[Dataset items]

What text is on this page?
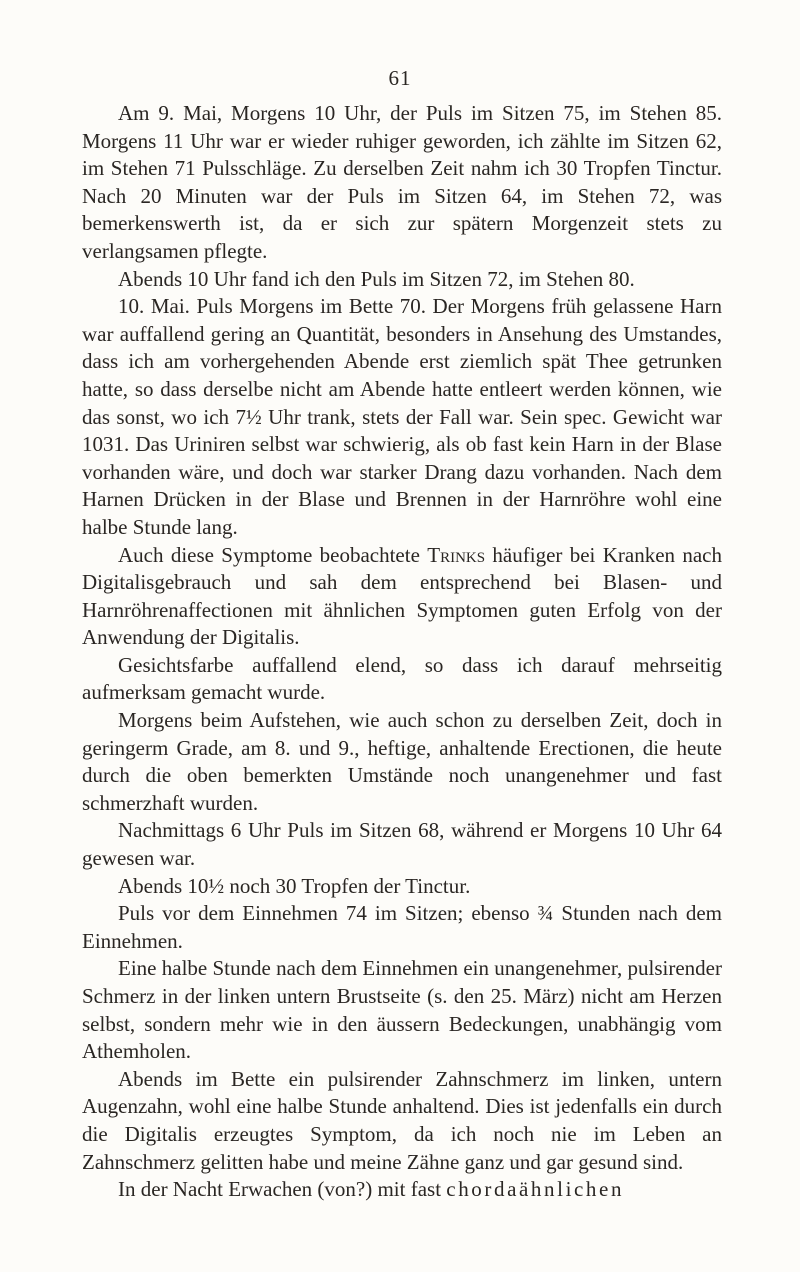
61

Am 9. Mai, Morgens 10 Uhr, der Puls im Sitzen 75, im Stehen 85. Morgens 11 Uhr war er wieder ruhiger geworden, ich zählte im Sitzen 62, im Stehen 71 Pulsschläge. Zu derselben Zeit nahm ich 30 Tropfen Tinctur. Nach 20 Minuten war der Puls im Sitzen 64, im Stehen 72, was bemerkenswerth ist, da er sich zur spätern Morgenzeit stets zu verlangsamen pflegte.

Abends 10 Uhr fand ich den Puls im Sitzen 72, im Stehen 80.

10. Mai. Puls Morgens im Bette 70. Der Morgens früh gelassene Harn war auffallend gering an Quantität, besonders in Ansehung des Umstandes, dass ich am vorhergehenden Abende erst ziemlich spät Thee getrunken hatte, so dass derselbe nicht am Abende hatte entleert werden können, wie das sonst, wo ich 7½ Uhr trank, stets der Fall war. Sein spec. Gewicht war 1031. Das Uriniren selbst war schwierig, als ob fast kein Harn in der Blase vorhanden wäre, und doch war starker Drang dazu vorhanden. Nach dem Harnen Drücken in der Blase und Brennen in der Harnröhre wohl eine halbe Stunde lang.

Auch diese Symptome beobachtete Trinks häufiger bei Kranken nach Digitalisgebrauch und sah dem entsprechend bei Blasen- und Harnröhrenaffectionen mit ähnlichen Symptomen guten Erfolg von der Anwendung der Digitalis.

Gesichtsfarbe auffallend elend, so dass ich darauf mehrseitig aufmerksam gemacht wurde.

Morgens beim Aufstehen, wie auch schon zu derselben Zeit, doch in geringerm Grade, am 8. und 9., heftige, anhaltende Erectionen, die heute durch die oben bemerkten Umstände noch unangenehmer und fast schmerzhaft wurden.

Nachmittags 6 Uhr Puls im Sitzen 68, während er Morgens 10 Uhr 64 gewesen war.

Abends 10½ noch 30 Tropfen der Tinctur.

Puls vor dem Einnehmen 74 im Sitzen; ebenso ¾ Stunden nach dem Einnehmen.

Eine halbe Stunde nach dem Einnehmen ein unangenehmer, pulsirender Schmerz in der linken untern Brustseite (s. den 25. März) nicht am Herzen selbst, sondern mehr wie in den äussern Bedeckungen, unabhängig vom Athemholen.

Abends im Bette ein pulsirender Zahnschmerz im linken, untern Augenzahn, wohl eine halbe Stunde anhaltend. Dies ist jedenfalls ein durch die Digitalis erzeugtes Symptom, da ich noch nie im Leben an Zahnschmerz gelitten habe und meine Zähne ganz und gar gesund sind.

In der Nacht Erwachen (von?) mit fast chordaähnlichen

● Task
Go through the material above and count the lines that contain "Einnehmen"; give that number alone.

● Task result
2